> EXERCISE TASK
Print the full listing exactly.

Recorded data
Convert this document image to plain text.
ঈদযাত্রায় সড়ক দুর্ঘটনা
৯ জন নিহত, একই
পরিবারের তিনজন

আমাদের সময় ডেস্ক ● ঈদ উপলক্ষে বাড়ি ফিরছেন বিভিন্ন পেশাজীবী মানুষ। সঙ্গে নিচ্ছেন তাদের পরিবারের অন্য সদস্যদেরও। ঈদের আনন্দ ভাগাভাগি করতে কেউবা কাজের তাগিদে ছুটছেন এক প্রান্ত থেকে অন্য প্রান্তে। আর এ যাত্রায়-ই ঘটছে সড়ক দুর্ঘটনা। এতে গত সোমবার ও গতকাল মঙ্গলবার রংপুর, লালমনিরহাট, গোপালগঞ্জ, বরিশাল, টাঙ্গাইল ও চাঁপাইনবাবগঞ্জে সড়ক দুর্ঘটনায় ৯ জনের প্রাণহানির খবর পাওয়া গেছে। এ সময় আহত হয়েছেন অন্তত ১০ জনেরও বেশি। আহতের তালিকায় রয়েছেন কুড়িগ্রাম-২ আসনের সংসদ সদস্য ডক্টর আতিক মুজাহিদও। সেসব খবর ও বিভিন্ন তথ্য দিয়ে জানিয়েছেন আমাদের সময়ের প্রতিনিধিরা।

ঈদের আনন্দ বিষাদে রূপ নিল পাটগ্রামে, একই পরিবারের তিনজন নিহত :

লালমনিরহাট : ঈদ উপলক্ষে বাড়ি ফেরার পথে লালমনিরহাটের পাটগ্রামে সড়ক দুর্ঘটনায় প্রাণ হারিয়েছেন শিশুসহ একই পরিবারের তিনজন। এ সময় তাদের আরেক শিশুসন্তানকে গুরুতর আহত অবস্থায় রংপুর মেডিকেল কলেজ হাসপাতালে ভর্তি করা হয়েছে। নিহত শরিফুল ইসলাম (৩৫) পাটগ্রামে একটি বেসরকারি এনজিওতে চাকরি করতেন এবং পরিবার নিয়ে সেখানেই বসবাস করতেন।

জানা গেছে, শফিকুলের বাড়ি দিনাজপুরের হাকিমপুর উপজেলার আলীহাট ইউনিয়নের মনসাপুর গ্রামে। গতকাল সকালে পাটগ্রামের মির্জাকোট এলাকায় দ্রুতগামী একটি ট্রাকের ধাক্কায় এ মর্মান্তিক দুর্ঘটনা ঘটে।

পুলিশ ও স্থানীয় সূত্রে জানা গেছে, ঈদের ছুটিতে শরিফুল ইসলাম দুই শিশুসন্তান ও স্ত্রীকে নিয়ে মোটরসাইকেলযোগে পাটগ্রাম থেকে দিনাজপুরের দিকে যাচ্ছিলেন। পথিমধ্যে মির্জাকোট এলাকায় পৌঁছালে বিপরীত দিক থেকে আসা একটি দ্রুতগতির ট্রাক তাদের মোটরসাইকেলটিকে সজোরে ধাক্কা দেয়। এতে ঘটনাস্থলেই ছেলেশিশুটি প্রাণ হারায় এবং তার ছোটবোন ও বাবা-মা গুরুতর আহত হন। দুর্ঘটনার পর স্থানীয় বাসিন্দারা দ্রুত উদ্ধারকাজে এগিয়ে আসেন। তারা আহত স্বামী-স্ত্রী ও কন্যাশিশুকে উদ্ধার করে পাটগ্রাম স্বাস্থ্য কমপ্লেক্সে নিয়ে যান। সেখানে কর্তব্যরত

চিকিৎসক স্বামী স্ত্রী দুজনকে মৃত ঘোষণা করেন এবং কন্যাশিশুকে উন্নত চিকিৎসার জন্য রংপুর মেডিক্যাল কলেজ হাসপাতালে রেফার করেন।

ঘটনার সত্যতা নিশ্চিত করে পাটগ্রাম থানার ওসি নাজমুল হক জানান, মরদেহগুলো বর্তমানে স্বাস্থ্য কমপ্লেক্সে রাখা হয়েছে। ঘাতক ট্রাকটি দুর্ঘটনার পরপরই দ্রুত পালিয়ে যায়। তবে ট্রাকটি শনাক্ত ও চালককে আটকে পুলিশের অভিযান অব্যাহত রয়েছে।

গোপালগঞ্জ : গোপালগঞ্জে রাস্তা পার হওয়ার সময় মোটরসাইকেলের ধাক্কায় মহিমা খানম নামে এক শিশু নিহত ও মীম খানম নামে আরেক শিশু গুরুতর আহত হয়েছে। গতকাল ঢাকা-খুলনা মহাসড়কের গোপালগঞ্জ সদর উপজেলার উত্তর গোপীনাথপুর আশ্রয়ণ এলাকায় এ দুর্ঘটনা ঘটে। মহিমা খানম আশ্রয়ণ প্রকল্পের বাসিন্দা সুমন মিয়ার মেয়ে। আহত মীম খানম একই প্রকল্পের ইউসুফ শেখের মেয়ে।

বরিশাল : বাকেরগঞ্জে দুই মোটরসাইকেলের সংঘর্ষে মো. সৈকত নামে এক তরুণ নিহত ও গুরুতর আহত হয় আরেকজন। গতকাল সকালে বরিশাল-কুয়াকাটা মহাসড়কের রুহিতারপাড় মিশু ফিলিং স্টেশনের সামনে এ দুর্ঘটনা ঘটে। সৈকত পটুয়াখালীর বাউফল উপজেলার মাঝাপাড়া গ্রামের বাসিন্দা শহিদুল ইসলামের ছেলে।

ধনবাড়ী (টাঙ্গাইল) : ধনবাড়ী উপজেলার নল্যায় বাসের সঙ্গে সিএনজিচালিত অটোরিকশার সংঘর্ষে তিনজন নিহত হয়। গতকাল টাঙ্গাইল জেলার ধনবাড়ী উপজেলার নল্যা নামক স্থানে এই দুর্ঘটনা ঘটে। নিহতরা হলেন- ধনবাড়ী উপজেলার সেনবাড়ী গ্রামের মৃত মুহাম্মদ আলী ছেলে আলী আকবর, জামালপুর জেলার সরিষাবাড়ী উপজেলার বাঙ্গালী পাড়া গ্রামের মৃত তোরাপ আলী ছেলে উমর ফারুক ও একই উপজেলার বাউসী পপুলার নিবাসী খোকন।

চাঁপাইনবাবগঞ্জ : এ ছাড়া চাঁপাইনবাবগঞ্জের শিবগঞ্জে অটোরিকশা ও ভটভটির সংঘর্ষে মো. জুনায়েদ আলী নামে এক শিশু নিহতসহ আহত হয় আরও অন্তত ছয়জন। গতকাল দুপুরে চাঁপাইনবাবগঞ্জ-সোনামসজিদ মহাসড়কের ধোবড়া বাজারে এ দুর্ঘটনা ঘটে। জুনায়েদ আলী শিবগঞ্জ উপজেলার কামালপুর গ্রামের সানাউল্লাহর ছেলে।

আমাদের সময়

> RESULT OF THE EXERCISE
Convert this document image to plain text.
ঈদযাত্রায় সড়ক দুর্ঘটনা
৯ জন নিহত, একই
পরিবারের তিনজন

আমাদের সময় ডেস্ক ● ঈদ উপলক্ষে বাড়ি ফিরছেন বিভিন্ন পেশাজীবী মানুষ। সঙ্গে নিচ্ছেন তাদের পরিবারের অন্য সদস্যদেরও। ঈদের আনন্দ ভাগাভাগি করতে কেউবা কাজের তাগিদে ছুটছেন এক প্রান্ত থেকে অন্য প্রান্তে। আর এ যাত্রায়-ই ঘটছে সড়ক দুর্ঘটনা। এতে গত সোমবার ও গতকাল মঙ্গলবার রংপুর, লালমনিরহাট, গোপালগঞ্জ, বরিশাল, টাঙ্গাইল ও চাঁপাইনবাবগঞ্জে সড়ক দুর্ঘটনায় ৯ জনের প্রাণহানির খবর পাওয়া গেছে। এ সময় আহত হয়েছেন অন্তত ১০ জনেরও বেশি। আহতের তালিকায় রয়েছেন কুড়িগ্রাম-২ আসনের সংসদ সদস্য ডক্টর আতিক মুজাহিদও। সেসব খবর ও বিভিন্ন তথ্য দিয়ে জানিয়েছেন আমাদের সময়ের প্রতিনিধিরা।

ঈদের আনন্দ বিষাদে রূপ নিল পাটগ্রামে, একই পরিবারের তিনজন নিহত :

লালমনিরহাট : ঈদ উপলক্ষে বাড়ি ফেরার পথে লালমনিরহাটের পাটগ্রামে সড়ক দুর্ঘটনায় প্রাণ হারিয়েছেন শিশুসহ একই পরিবারের তিনজন। এ সময় তাদের আরেক শিশুসন্তানকে গুরুতর আহত অবস্থায় রংপুর মেডিকেল কলেজ হাসপাতালে ভর্তি করা হয়েছে। নিহত শরিফুল ইসলাম (৩৫) পাটগ্রামে একটি বেসরকারি এনজিওতে চাকরি করতেন এবং পরিবার নিয়ে সেখানেই বসবাস করতেন।

জানা গেছে, শফিকুলের বাড়ি দিনাজপুরের হাকিমপুর উপজেলার আলীহাট ইউনিয়নের মনসাপুর গ্রামে। গতকাল সকালে পাটগ্রামের মির্জাকোট এলাকায় দ্রুতগামী একটি ট্রাকের ধাক্কায় এ মর্মান্তিক দুর্ঘটনা ঘটে।

পুলিশ ও স্থানীয় সূত্রে জানা গেছে, ঈদের ছুটিতে শরিফুল ইসলাম দুই শিশুসন্তান ও স্ত্রীকে নিয়ে মোটরসাইকেলযোগে পাটগ্রাম থেকে দিনাজপুরের দিকে যাচ্ছিলেন। পথিমধ্যে মির্জাকোট এলাকায় পৌঁছালে বিপরীত দিক থেকে আসা একটি দ্রুতগতির ট্রাক তাদের মোটরসাইকেলটিকে সজোরে ধাক্কা দেয়। এতে ঘটনাস্থলেই ছেলেশিশুটি প্রাণ হারায় এবং তার ছোটবোন ও বাবা-মা গুরুতর আহত হন। দুর্ঘটনার পর স্থানীয় বাসিন্দারা দ্রুত উদ্ধারকাজে এগিয়ে আসেন। তারা আহত স্বামী-স্ত্রী ও কন্যাশিশুকে উদ্ধার করে পাটগ্রাম স্বাস্থ্য কমপ্লেক্সে নিয়ে যান। সেখানে কর্তব্যরত

চিকিৎসক স্বামী স্ত্রী দুজনকে মৃত ঘোষণা করেন এবং কন্যাশিশুকে উন্নত চিকিৎসার জন্য রংপুর মেডিক্যাল কলেজ হাসপাতালে রেফার করেন।

ঘটনার সত্যতা নিশ্চিত করে পাটগ্রাম থানার ওসি নাজমুল হক জানান, মরদেহগুলো বর্তমানে স্বাস্থ্য কমপ্লেক্সে রাখা হয়েছে। ঘাতক ট্রাকটি দুর্ঘটনার পরপরই দ্রুত পালিয়ে যায়। তবে ট্রাকটি শনাক্ত ও চালককে আটকে পুলিশের অভিযান অব্যাহত রয়েছে।

গোপালগঞ্জ : গোপালগঞ্জে রাস্তা পার হওয়ার সময় মোটরসাইকেলের ধাক্কায় মহিমা খানম নামে এক শিশু নিহত ও মীম খানম নামে আরেক শিশু গুরুতর আহত হয়েছে। গতকাল ঢাকা-খুলনা মহাসড়কের গোপালগঞ্জ সদর উপজেলার উত্তর গোপীনাথপুর আশ্রয়ণ এলাকায় এ দুর্ঘটনা ঘটে। মহিমা খানম আশ্রয়ণ প্রকল্পের বাসিন্দা সুমন মিয়ার মেয়ে। আহত মীম খানম একই প্রকল্পের ইউসুফ শেখের মেয়ে।

বরিশাল : বাকেরগঞ্জে দুই মোটরসাইকেলের সংঘর্ষে মো. সৈকত নামে এক তরুণ নিহত ও গুরুতর আহত হয় আরেকজন। গতকাল সকালে বরিশাল-কুয়াকাটা মহাসড়কের রুহিতারপাড় মিশু ফিলিং স্টেশনের সামনে এ দুর্ঘটনা ঘটে। সৈকত পটুয়াখালীর বাউফল উপজেলার মাঝাপাড়া গ্রামের বাসিন্দা শহিদুল ইসলামের ছেলে।

ধনবাড়ী (টাঙ্গাইল) : ধনবাড়ী উপজেলার নল্যায় বাসের সঙ্গে সিএনজিচালিত অটোরিকশার সংঘর্ষে তিনজন নিহত হয়। গতকাল টাঙ্গাইল জেলার ধনবাড়ী উপজেলার নল্যা নামক স্থানে এই দুর্ঘটনা ঘটে। নিহতরা হলেন- ধনবাড়ী উপজেলার সেনবাড়ী গ্রামের মৃত মুহাম্মদ আলী ছেলে আলী আকবর, জামালপুর জেলার সরিষাবাড়ী উপজেলার বাঙ্গালী পাড়া গ্রামের মৃত তোরাপ আলী ছেলে উমর ফারুক ও একই উপজেলার বাউসী পপুলার নিবাসী খোকন।

চাঁপাইনবাবগঞ্জ : এ ছাড়া চাঁপাইনবাবগঞ্জের শিবগঞ্জে অটোরিকশা ও ভটভটির সংঘর্ষে মো. জুনায়েদ আলী নামে এক শিশু নিহতসহ আহত হয় আরও অন্তত ছয়জন। গতকাল দুপুরে চাঁপাইনবাবগঞ্জ-সোনামসজিদ মহাসড়কের ধোবড়া বাজারে এ দুর্ঘটনা ঘটে। জুনায়েদ আলী শিবগঞ্জ উপজেলার কামালপুর গ্রামের সানাউল্লাহর ছেলে।

আমাদের সময়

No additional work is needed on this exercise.